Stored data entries

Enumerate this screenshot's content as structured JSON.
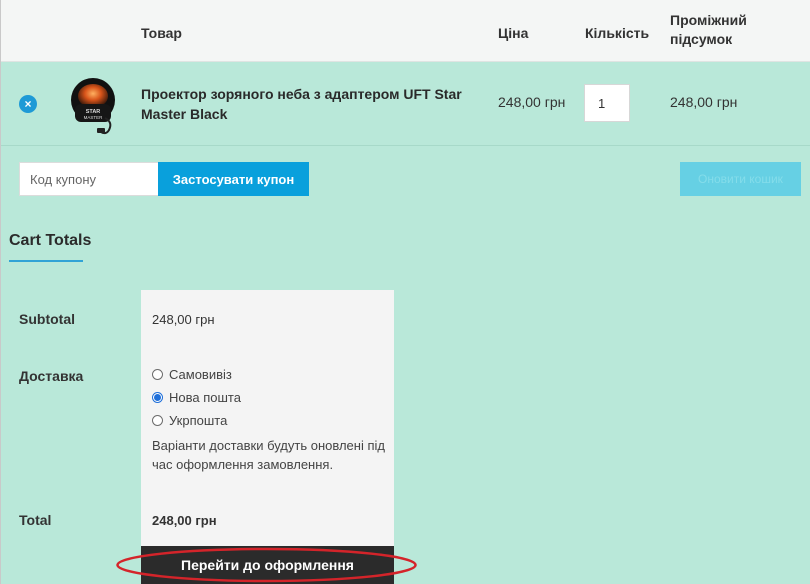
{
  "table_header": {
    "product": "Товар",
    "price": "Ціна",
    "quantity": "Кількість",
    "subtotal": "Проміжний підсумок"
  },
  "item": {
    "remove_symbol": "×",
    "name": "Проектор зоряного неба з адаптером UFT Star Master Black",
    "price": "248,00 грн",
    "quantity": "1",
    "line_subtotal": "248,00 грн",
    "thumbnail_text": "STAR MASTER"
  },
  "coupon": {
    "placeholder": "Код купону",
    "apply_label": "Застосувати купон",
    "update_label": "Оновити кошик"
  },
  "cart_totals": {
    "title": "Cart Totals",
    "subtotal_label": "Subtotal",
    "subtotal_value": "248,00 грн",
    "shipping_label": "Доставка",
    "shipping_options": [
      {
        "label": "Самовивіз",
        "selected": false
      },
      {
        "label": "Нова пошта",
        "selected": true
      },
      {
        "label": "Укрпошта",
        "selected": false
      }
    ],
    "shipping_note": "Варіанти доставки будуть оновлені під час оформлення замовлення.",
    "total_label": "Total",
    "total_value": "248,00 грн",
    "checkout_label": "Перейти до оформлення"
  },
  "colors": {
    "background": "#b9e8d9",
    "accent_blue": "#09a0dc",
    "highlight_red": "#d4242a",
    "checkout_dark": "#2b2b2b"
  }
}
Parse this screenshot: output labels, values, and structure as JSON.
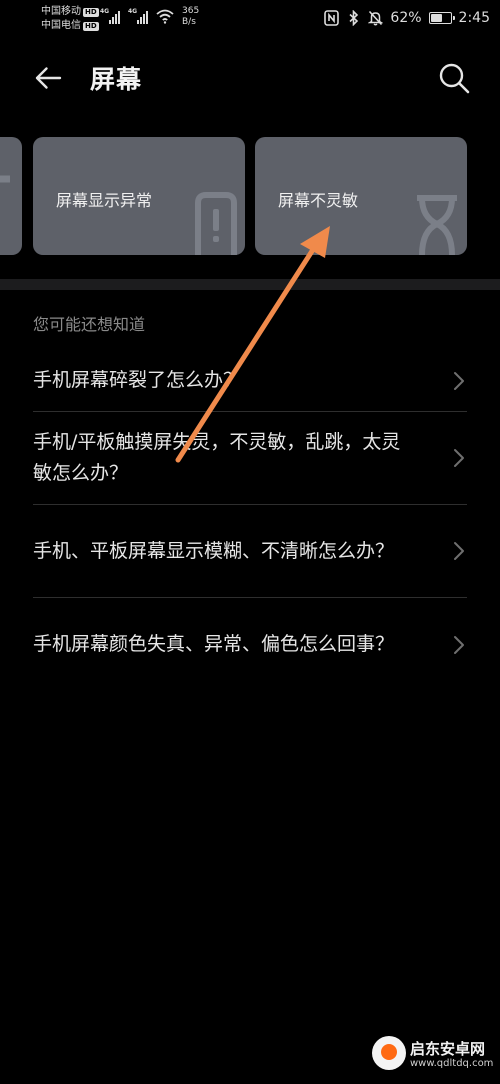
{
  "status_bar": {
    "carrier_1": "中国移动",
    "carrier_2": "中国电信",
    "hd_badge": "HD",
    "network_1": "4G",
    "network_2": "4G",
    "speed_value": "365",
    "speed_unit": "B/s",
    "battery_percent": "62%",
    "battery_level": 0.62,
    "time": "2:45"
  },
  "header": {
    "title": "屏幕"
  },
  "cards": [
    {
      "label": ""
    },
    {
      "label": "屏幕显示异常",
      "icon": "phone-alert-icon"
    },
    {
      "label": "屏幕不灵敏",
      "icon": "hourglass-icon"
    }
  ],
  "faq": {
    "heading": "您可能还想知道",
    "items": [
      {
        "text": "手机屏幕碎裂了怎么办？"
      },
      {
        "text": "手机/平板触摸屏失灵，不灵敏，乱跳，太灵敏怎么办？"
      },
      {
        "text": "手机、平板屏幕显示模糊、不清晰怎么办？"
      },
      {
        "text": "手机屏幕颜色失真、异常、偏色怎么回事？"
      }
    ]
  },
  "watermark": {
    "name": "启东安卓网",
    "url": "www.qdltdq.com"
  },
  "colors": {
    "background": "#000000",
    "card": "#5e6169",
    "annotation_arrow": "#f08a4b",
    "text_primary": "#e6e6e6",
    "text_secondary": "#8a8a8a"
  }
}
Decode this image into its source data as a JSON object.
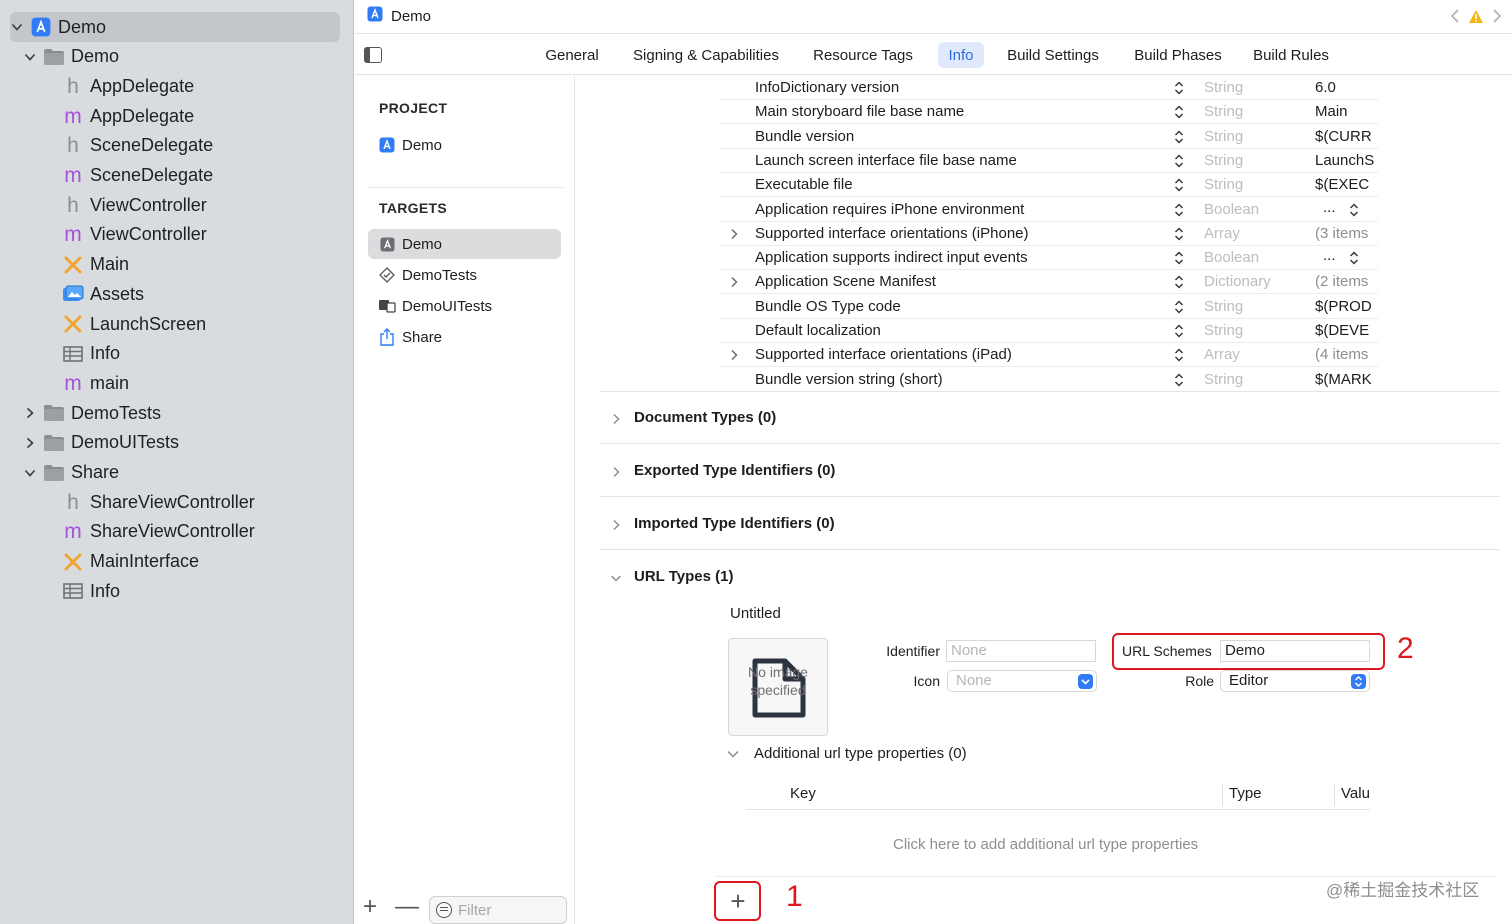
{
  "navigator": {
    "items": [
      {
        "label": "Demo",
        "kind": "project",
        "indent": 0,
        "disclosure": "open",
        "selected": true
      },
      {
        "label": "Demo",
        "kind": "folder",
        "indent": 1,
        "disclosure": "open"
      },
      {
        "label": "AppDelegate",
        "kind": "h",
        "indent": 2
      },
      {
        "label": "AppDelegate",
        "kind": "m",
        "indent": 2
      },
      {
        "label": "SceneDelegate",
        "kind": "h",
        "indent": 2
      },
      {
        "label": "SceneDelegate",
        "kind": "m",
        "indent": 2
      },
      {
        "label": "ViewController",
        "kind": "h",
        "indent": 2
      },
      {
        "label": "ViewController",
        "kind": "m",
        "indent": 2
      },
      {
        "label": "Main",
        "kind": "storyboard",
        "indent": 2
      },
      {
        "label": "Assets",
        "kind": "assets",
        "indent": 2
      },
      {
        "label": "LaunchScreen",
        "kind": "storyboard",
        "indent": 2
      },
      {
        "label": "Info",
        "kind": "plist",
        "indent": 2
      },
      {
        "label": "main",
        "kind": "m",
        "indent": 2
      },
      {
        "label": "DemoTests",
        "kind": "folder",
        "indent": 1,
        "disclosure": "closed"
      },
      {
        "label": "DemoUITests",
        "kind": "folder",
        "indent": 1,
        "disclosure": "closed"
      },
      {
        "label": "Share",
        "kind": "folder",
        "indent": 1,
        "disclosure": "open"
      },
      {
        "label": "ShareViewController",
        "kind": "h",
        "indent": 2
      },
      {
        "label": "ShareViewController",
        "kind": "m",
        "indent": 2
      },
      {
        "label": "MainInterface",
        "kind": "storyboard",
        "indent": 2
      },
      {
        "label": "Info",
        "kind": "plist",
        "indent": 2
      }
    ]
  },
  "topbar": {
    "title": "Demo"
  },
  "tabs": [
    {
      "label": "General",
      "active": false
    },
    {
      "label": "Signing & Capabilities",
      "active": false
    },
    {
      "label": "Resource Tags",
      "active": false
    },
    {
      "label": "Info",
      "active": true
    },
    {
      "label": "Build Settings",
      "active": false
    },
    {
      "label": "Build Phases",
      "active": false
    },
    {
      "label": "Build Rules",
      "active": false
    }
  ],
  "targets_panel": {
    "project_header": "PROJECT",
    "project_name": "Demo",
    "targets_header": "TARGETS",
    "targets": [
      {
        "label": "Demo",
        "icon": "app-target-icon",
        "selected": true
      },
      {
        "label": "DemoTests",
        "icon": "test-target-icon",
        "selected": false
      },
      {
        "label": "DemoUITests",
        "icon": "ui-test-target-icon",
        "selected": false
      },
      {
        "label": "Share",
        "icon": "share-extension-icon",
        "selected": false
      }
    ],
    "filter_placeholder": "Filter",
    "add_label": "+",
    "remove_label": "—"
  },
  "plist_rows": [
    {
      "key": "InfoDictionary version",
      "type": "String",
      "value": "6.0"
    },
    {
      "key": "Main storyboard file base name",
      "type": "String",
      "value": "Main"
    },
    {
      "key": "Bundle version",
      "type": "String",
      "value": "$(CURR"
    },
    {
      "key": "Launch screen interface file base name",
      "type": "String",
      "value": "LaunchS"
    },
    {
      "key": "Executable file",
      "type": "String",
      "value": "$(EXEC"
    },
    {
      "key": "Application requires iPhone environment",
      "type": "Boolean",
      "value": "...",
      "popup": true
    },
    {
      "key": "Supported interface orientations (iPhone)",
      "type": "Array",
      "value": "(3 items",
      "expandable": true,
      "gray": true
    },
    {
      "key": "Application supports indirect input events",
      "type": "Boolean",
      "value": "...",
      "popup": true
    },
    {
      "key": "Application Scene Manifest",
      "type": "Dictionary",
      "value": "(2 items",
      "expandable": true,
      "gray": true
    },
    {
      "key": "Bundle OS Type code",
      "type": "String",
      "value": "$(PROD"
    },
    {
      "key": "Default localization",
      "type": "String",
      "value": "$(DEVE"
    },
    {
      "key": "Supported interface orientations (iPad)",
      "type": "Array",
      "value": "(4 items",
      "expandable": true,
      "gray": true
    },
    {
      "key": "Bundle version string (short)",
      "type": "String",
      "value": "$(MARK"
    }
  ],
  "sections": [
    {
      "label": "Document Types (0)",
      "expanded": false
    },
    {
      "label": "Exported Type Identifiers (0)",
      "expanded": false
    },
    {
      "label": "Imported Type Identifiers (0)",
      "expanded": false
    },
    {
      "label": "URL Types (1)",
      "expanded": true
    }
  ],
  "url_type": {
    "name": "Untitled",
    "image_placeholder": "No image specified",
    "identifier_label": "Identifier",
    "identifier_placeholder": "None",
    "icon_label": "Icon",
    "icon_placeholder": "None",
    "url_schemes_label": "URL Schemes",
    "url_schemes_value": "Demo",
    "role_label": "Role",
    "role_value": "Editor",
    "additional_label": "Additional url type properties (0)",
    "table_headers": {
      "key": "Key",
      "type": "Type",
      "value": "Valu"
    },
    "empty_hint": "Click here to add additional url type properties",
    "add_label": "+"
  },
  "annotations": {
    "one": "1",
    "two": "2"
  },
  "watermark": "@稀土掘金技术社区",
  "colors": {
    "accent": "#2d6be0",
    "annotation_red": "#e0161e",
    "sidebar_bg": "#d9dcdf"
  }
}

Task:
Where a line above includes "Identifiers", copy that line.

Worked answer:
      "label": "Exported Type Identifiers (0)",
      "label": "Imported Type Identifiers (0)",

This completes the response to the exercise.